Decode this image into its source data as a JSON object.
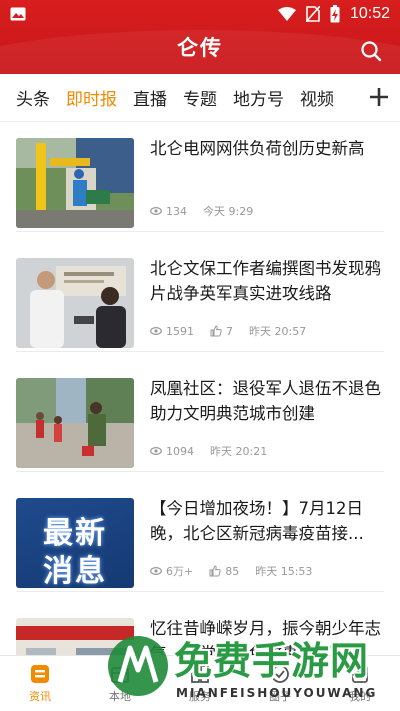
{
  "status": {
    "time": "10:52"
  },
  "app": {
    "title": "仑传"
  },
  "tabs": [
    "头条",
    "即时报",
    "直播",
    "专题",
    "地方号",
    "视频"
  ],
  "active_tab": 1,
  "articles": [
    {
      "title": "北仑电网网供负荷创历史新高",
      "views": "134",
      "likes": "",
      "time": "今天 9:29"
    },
    {
      "title": "北仑文保工作者编撰图书发现鸦片战争英军真实进攻线路",
      "views": "1591",
      "likes": "7",
      "time": "昨天 20:57"
    },
    {
      "title": "凤凰社区：退役军人退伍不退色 助力文明典范城市创建",
      "views": "1094",
      "likes": "",
      "time": "昨天 20:21"
    },
    {
      "title": "【今日增加夜场！】7月12日晚，北仑区新冠病毒疫苗接...",
      "views": "6万+",
      "likes": "85",
      "time": "昨天 15:53"
    },
    {
      "title": "忆往昔峥嵘岁月，振今朝少年志气，老党员红色故事分享",
      "views": "",
      "likes": "",
      "time": ""
    }
  ],
  "thumb4": {
    "line1": "最新",
    "line2": "消息"
  },
  "bottom_nav": [
    {
      "label": "资讯"
    },
    {
      "label": "本地"
    },
    {
      "label": "服务"
    },
    {
      "label": "圈子"
    },
    {
      "label": "我的"
    }
  ],
  "watermark": {
    "cn": "免费手游网",
    "en": "MIANFEISHOUYOUWANG"
  },
  "colors": {
    "brand_red": "#d81e1e",
    "accent_orange": "#f08a00"
  }
}
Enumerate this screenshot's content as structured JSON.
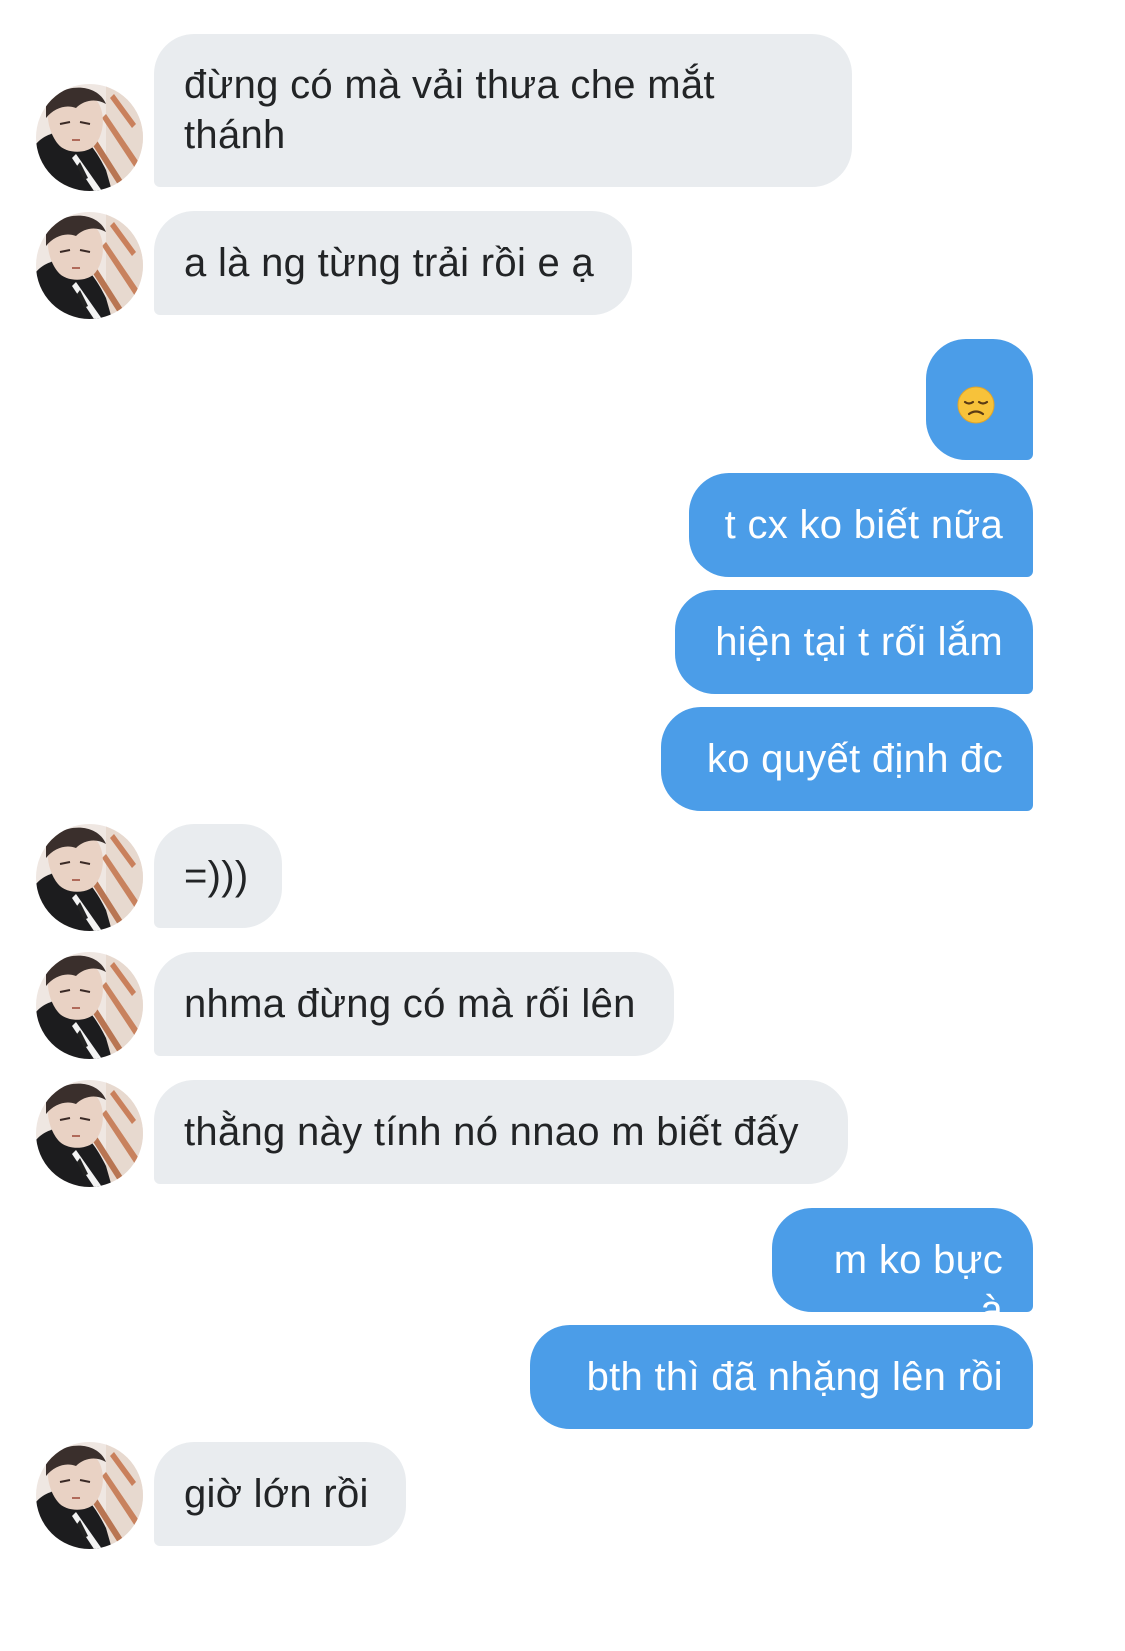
{
  "conversation": {
    "incoming": [
      {
        "text": "đừng có mà vải thưa che mắt thánh"
      },
      {
        "text": "a là ng từng trải rồi e ạ"
      },
      {
        "text": "=)))"
      },
      {
        "text": "nhma đừng có mà rối lên"
      },
      {
        "text": "thằng này tính nó nnao m biết đấy"
      },
      {
        "text": "giờ lớn rồi"
      }
    ],
    "outgoing": [
      {
        "emoji": "disappointed-face"
      },
      {
        "text": "t cx ko biết nữa"
      },
      {
        "text": "hiện tại t rối lắm"
      },
      {
        "text": "ko quyết định đc"
      },
      {
        "text": "m ko bực à"
      },
      {
        "text": "bth thì đã nhặng lên rồi"
      }
    ]
  },
  "colors": {
    "incoming_bubble": "#e9ecef",
    "incoming_text": "#222426",
    "outgoing_bubble": "#4b9de8",
    "outgoing_text": "#ffffff",
    "background": "#ffffff"
  },
  "icons": {
    "avatar": "contact-avatar-photo"
  }
}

######

DIRECTION:
Exact duplication of all the records is required; pictures are omitted from the copy.

SOLUTION:
Decode this image into its source data as a JSON object.
{
  "status": {
    "time": "10:52"
  },
  "app": {
    "title": "仑传"
  },
  "tabs": [
    "头条",
    "即时报",
    "直播",
    "专题",
    "地方号",
    "视频"
  ],
  "active_tab": 1,
  "articles": [
    {
      "title": "北仑电网网供负荷创历史新高",
      "views": "134",
      "likes": "",
      "time": "今天 9:29"
    },
    {
      "title": "北仑文保工作者编撰图书发现鸦片战争英军真实进攻线路",
      "views": "1591",
      "likes": "7",
      "time": "昨天 20:57"
    },
    {
      "title": "凤凰社区：退役军人退伍不退色 助力文明典范城市创建",
      "views": "1094",
      "likes": "",
      "time": "昨天 20:21"
    },
    {
      "title": "【今日增加夜场！】7月12日晚，北仑区新冠病毒疫苗接...",
      "views": "6万+",
      "likes": "85",
      "time": "昨天 15:53"
    },
    {
      "title": "忆往昔峥嵘岁月，振今朝少年志气，老党员红色故事分享",
      "views": "",
      "likes": "",
      "time": ""
    }
  ],
  "thumb4": {
    "line1": "最新",
    "line2": "消息"
  },
  "bottom_nav": [
    {
      "label": "资讯"
    },
    {
      "label": "本地"
    },
    {
      "label": "服务"
    },
    {
      "label": "圈子"
    },
    {
      "label": "我的"
    }
  ],
  "watermark": {
    "cn": "免费手游网",
    "en": "MIANFEISHOUYOUWANG"
  },
  "colors": {
    "brand_red": "#d81e1e",
    "accent_orange": "#f08a00"
  }
}
Enumerate this screenshot's content as structured JSON.
{
  "conversation": {
    "incoming": [
      {
        "text": "đừng có mà vải thưa che mắt thánh"
      },
      {
        "text": "a là ng từng trải rồi e ạ"
      },
      {
        "text": "=)))"
      },
      {
        "text": "nhma đừng có mà rối lên"
      },
      {
        "text": "thằng này tính nó nnao m biết đấy"
      },
      {
        "text": "giờ lớn rồi"
      }
    ],
    "outgoing": [
      {
        "emoji": "disappointed-face"
      },
      {
        "text": "t cx ko biết nữa"
      },
      {
        "text": "hiện tại t rối lắm"
      },
      {
        "text": "ko quyết định đc"
      },
      {
        "text": "m ko bực à"
      },
      {
        "text": "bth thì đã nhặng lên rồi"
      }
    ]
  },
  "colors": {
    "incoming_bubble": "#e9ecef",
    "incoming_text": "#222426",
    "outgoing_bubble": "#4b9de8",
    "outgoing_text": "#ffffff",
    "background": "#ffffff"
  },
  "icons": {
    "avatar": "contact-avatar-photo"
  }
}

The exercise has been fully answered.